(Data items)
___

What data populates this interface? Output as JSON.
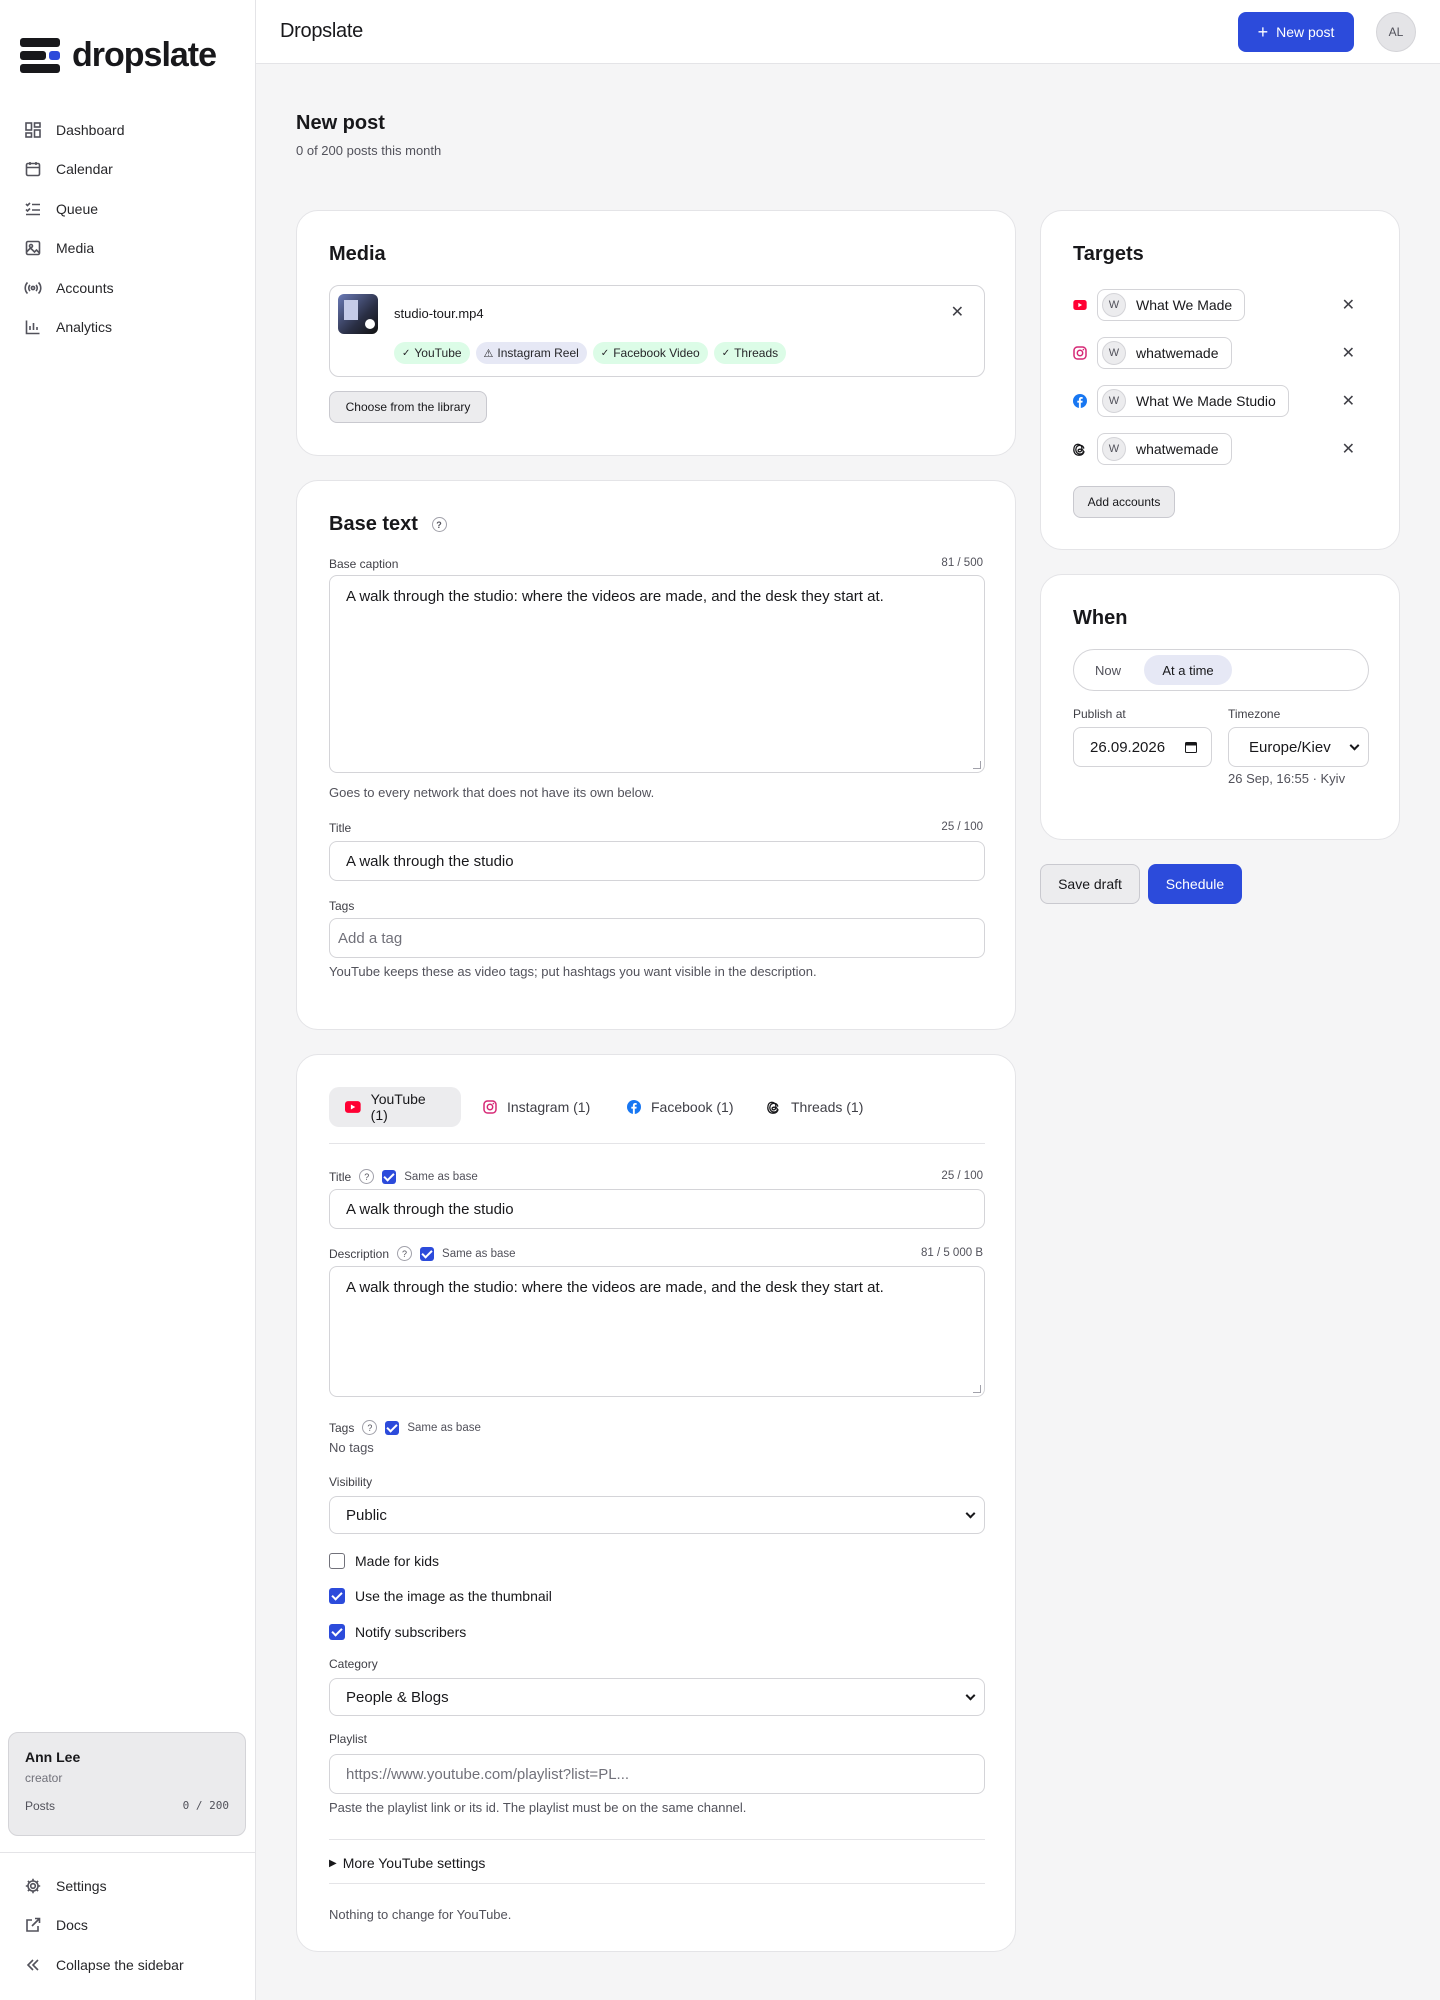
{
  "app": {
    "logo_text": "dropslate",
    "brand": "Dropslate",
    "new_post_label": "New post",
    "avatar_initials": "AL"
  },
  "sidebar": {
    "items": [
      {
        "label": "Dashboard",
        "icon": "dashboard-icon"
      },
      {
        "label": "Calendar",
        "icon": "calendar-icon"
      },
      {
        "label": "Queue",
        "icon": "queue-icon"
      },
      {
        "label": "Media",
        "icon": "image-icon"
      },
      {
        "label": "Accounts",
        "icon": "broadcast-icon"
      },
      {
        "label": "Analytics",
        "icon": "bar-chart-icon"
      }
    ],
    "user": {
      "name": "Ann Lee",
      "role": "creator",
      "posts_label": "Posts",
      "posts_count": "0 / 200"
    },
    "footer": [
      {
        "label": "Settings",
        "icon": "gear-icon"
      },
      {
        "label": "Docs",
        "icon": "external-link-icon"
      },
      {
        "label": "Collapse the sidebar",
        "icon": "chevrons-left-icon"
      }
    ]
  },
  "page": {
    "title": "New post",
    "subtitle": "0 of 200 posts this month"
  },
  "media": {
    "heading": "Media",
    "file_name": "studio-tour.mp4",
    "badges": [
      {
        "label": "YouTube",
        "status": "ok"
      },
      {
        "label": "Instagram Reel",
        "status": "warning"
      },
      {
        "label": "Facebook Video",
        "status": "ok"
      },
      {
        "label": "Threads",
        "status": "ok"
      }
    ],
    "library_button": "Choose from the library"
  },
  "base": {
    "heading": "Base text",
    "caption_label": "Base caption",
    "caption_counter": "81 / 500",
    "caption_value": "A walk through the studio: where the videos are made, and the desk they start at.",
    "caption_help": "Goes to every network that does not have its own below.",
    "title_label": "Title",
    "title_counter": "25 / 100",
    "title_value": "A walk through the studio",
    "tags_label": "Tags",
    "tags_placeholder": "Add a tag",
    "tags_help": "YouTube keeps these as video tags; put hashtags you want visible in the description."
  },
  "networks": {
    "tabs": [
      {
        "label": "YouTube (1)",
        "icon": "youtube-icon",
        "active": true
      },
      {
        "label": "Instagram (1)",
        "icon": "instagram-icon",
        "active": false
      },
      {
        "label": "Facebook (1)",
        "icon": "facebook-icon",
        "active": false
      },
      {
        "label": "Threads (1)",
        "icon": "threads-icon",
        "active": false
      }
    ],
    "youtube": {
      "title_label": "Title",
      "same_as_base": "Same as base",
      "title_counter": "25 / 100",
      "title_value": "A walk through the studio",
      "desc_label": "Description",
      "desc_counter": "81 / 5 000 B",
      "desc_value": "A walk through the studio: where the videos are made, and the desk they start at.",
      "tags_label": "Tags",
      "tags_empty": "No tags",
      "visibility_label": "Visibility",
      "visibility_value": "Public",
      "made_for_kids": "Made for kids",
      "use_thumbnail": "Use the image as the thumbnail",
      "notify": "Notify subscribers",
      "category_label": "Category",
      "category_value": "People & Blogs",
      "playlist_label": "Playlist",
      "playlist_placeholder": "https://www.youtube.com/playlist?list=PL...",
      "playlist_help": "Paste the playlist link or its id. The playlist must be on the same channel.",
      "more_settings": "More YouTube settings",
      "nothing_to_change": "Nothing to change for YouTube."
    }
  },
  "targets": {
    "heading": "Targets",
    "accounts": [
      {
        "network": "youtube-icon",
        "initial": "W",
        "name": "What We Made"
      },
      {
        "network": "instagram-icon",
        "initial": "W",
        "name": "whatwemade"
      },
      {
        "network": "facebook-icon",
        "initial": "W",
        "name": "What We Made Studio"
      },
      {
        "network": "threads-icon",
        "initial": "W",
        "name": "whatwemade"
      }
    ],
    "add_button": "Add accounts"
  },
  "when": {
    "heading": "When",
    "mode_now": "Now",
    "mode_at": "At a time",
    "publish_label": "Publish at",
    "publish_value": "26.09.2026",
    "timezone_label": "Timezone",
    "timezone_value": "Europe/Kiev",
    "local_time": "26 Sep, 16:55 · Kyiv"
  },
  "actions": {
    "save_draft": "Save draft",
    "schedule": "Schedule"
  },
  "colors": {
    "accent": "#2c4bdb",
    "youtube": "#ff0033",
    "instagram": "#d62976",
    "facebook": "#1877f2"
  }
}
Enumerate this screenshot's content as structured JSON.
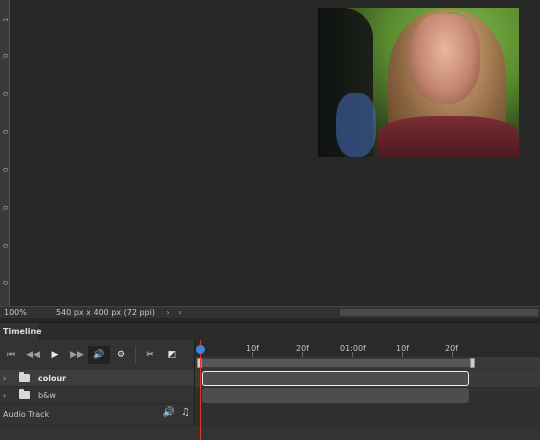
{
  "ruler": {
    "ticks": [
      "1",
      "0",
      "0",
      "0",
      "0",
      "0",
      "0",
      "0"
    ]
  },
  "status": {
    "zoom": "100%",
    "doc_info": "540 px x 400 px (72 ppi)",
    "arrow_right": "›",
    "arrow_left": "‹"
  },
  "panel": {
    "tab_label": "Timeline"
  },
  "toolbar": {
    "first_frame": "⏮",
    "prev_frame": "◀◀",
    "play": "▶",
    "next_frame": "▶▶",
    "audio": "🔊",
    "settings": "⚙",
    "split": "✂",
    "transition": "◩"
  },
  "timeline": {
    "labels": [
      "10f",
      "20f",
      "01:00f",
      "10f",
      "20f"
    ]
  },
  "layers": [
    {
      "name": "colour",
      "selected": true
    },
    {
      "name": "b&w",
      "selected": false
    }
  ],
  "audio_track": {
    "label": "Audio Track",
    "mute_icon": "🔊",
    "note_icon": "♫"
  },
  "colors": {
    "playhead": "#d63a2a",
    "knob": "#3d85d8",
    "background": "#282828"
  }
}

___

* [WHAT IS NEEDED] Reproduce word for word only the lines between the line containing "Enumerate this screenshot's" and the end of the listing above, both included, and drop any pictures.

* [ANSWER]
Enumerate this screenshot's content as structured JSON.
{
  "ruler": {
    "ticks": [
      "1",
      "0",
      "0",
      "0",
      "0",
      "0",
      "0",
      "0"
    ]
  },
  "status": {
    "zoom": "100%",
    "doc_info": "540 px x 400 px (72 ppi)",
    "arrow_right": "›",
    "arrow_left": "‹"
  },
  "panel": {
    "tab_label": "Timeline"
  },
  "toolbar": {
    "first_frame": "⏮",
    "prev_frame": "◀◀",
    "play": "▶",
    "next_frame": "▶▶",
    "audio": "🔊",
    "settings": "⚙",
    "split": "✂",
    "transition": "◩"
  },
  "timeline": {
    "labels": [
      "10f",
      "20f",
      "01:00f",
      "10f",
      "20f"
    ]
  },
  "layers": [
    {
      "name": "colour",
      "selected": true
    },
    {
      "name": "b&w",
      "selected": false
    }
  ],
  "audio_track": {
    "label": "Audio Track",
    "mute_icon": "🔊",
    "note_icon": "♫"
  },
  "colors": {
    "playhead": "#d63a2a",
    "knob": "#3d85d8",
    "background": "#282828"
  }
}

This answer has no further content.